═════ ESTRATTO ═════

Milano – Quanti nomi vi balenano davanti quando pensate alle personalità più importanti dei videogiochi? Ad alcuni di voi saranno comparsi una buona dozzina di nomi, ad altri, più informati, magari molti di più, ma provate a fare lo stesso gioco con il cinema, o con la letteratura. Ora mettete a confronto le vostre liste mentali. Nella stragrande maggioranza dei casi quella dei grandi creatori di videogame sarà probabilmente molto più corta delle altre. Non stiamo cercando di sminuire il media, più di chiunque altro da queste parti siamo convinti che possa combattere ad armi pari con il dorato mondo delle pellicole, ma siamo anche consapevoli di come il videogioco sia uno sforzo di gruppo più di ogni altra cosa, ove alla massa di sviluppatori non viene praticamente mai dato un volto o un nome, e solo pochissime volte vi sono menti così geniali da brillare al di sopra di tutte le altre. Quando questo accade, di solito è dovuto alla nascita di qualcosa di indimenticabile, un pezzo di storia del videogame che rivoluziona tutto, dando un’accelerata brutale a un qualcosa che già di suo tende a svilupparsi con una rapidità invidiabile. Immaginate dunque quanta importanza acquista tale nome, e quante aspettative ci siano dietro ad ogni progetto su cui il personaggio coinvolto mette la firma. Si arriva al punto di poter scatenare o distruggere l’esaltazione di milioni di persone con una piccola frase fuori posto, si smuovono letteralmente oceani di gamer con una manciata di parole.
Poi c’è Kojima. Uno che si distingue persino da questo piccolo gruppetto di luminari, perché nell’attenzione, lui, ci sguazza come se fosse abituato ai riflettori dalla nascita. “Il re dei troll”, il “regista mancato”, il “creatore dello stealth game”, è sempre in grado di far parlare di sé più di chiunque altro, forse unico creativo ancora oggi capace di stampare un’espressione ebete sui volti dei fan con trovate a dir poco imprevedibili. Di titoli, il buon Hideo, ne fa pochi, e se da una parte non tutti sono d’accordo nell’affermare che abbia colpito sempre nel segno, non si può negare che un posto in prima fila nella storia se lo sia guadagnato.

═════

## DESCRIZIONE DELL'ESERCIZIO
Riproduci fedelmente la parte dell'estratto sui grandi creatori di videogiochi che comincia con "Poi c’è Kojima." e prosegue fino a "lo sia guadagnato.". Le righe riportate qui non servono per svolgere l'esercizio.

═════ DATI FORNITI ═════

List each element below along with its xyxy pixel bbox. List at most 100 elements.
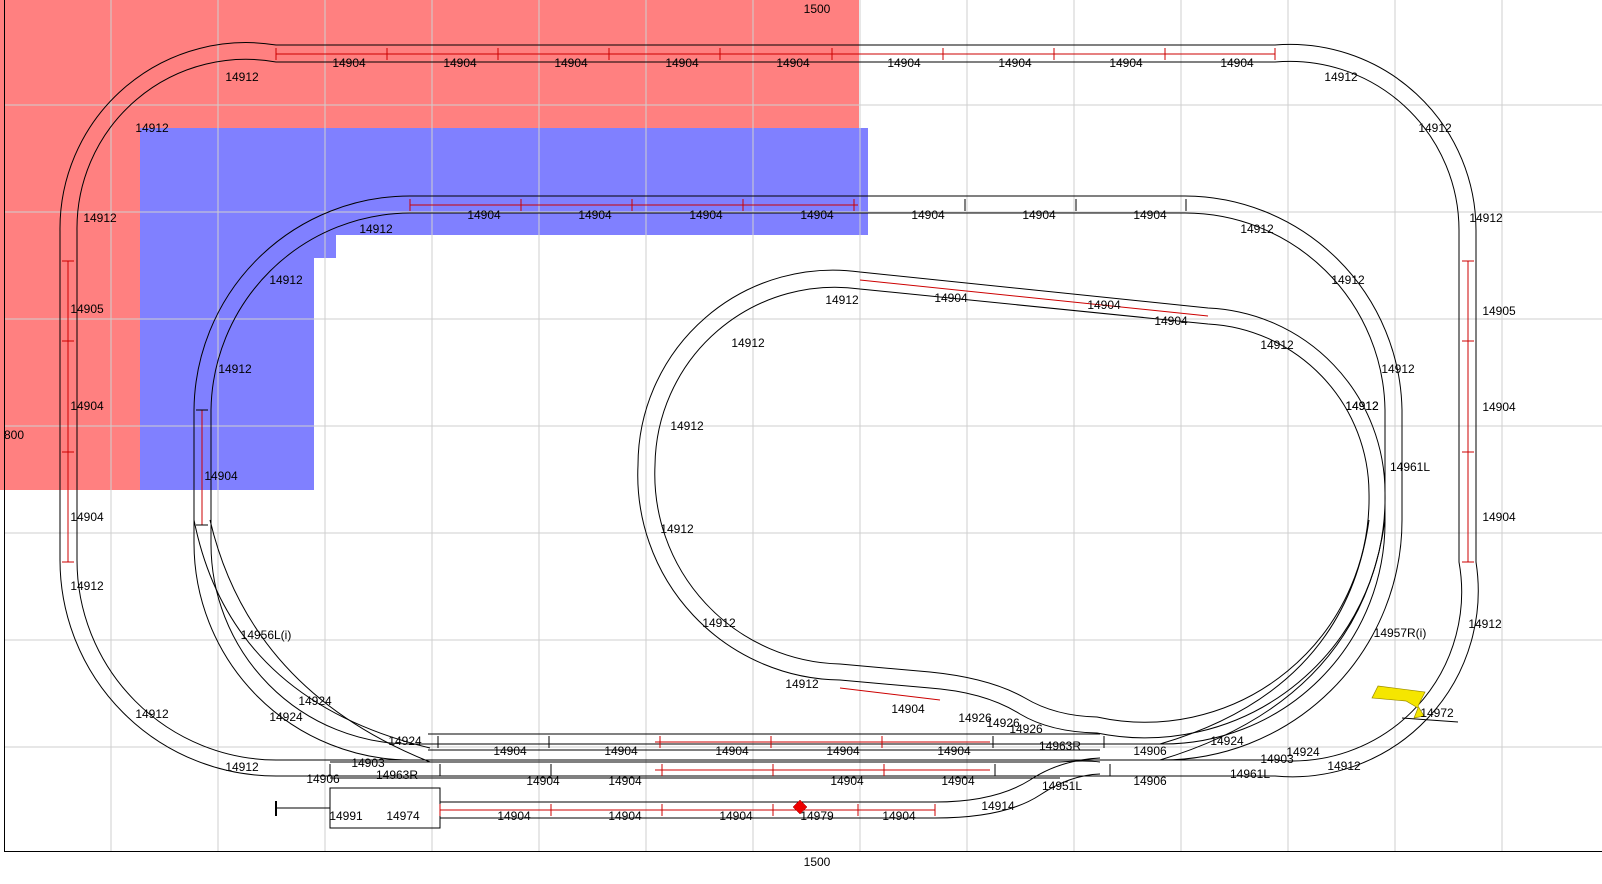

═════

## RISPOSTA CORRETTA
Poi c’è Kojima. Uno che si distingue persino da questo piccolo gruppetto di luminari, perché nell’attenzione, lui, ci sguazza come se fosse abituato ai riflettori dalla nascita. “Il re dei troll”, il “regista mancato”, il “creatore dello stealth game”, è sempre in grado di far parlare di sé più di chiunque altro, forse unico creativo ancora oggi capace di stampare un’espressione ebete sui volti dei fan con trovate a dir poco imprevedibili. Di titoli, il buon Hideo, ne fa pochi, e se da una parte non tutti sono d’accordo nell’affermare che abbia colpito sempre nel segno, non si può negare che un posto in prima fila nella storia se lo sia guadagnato.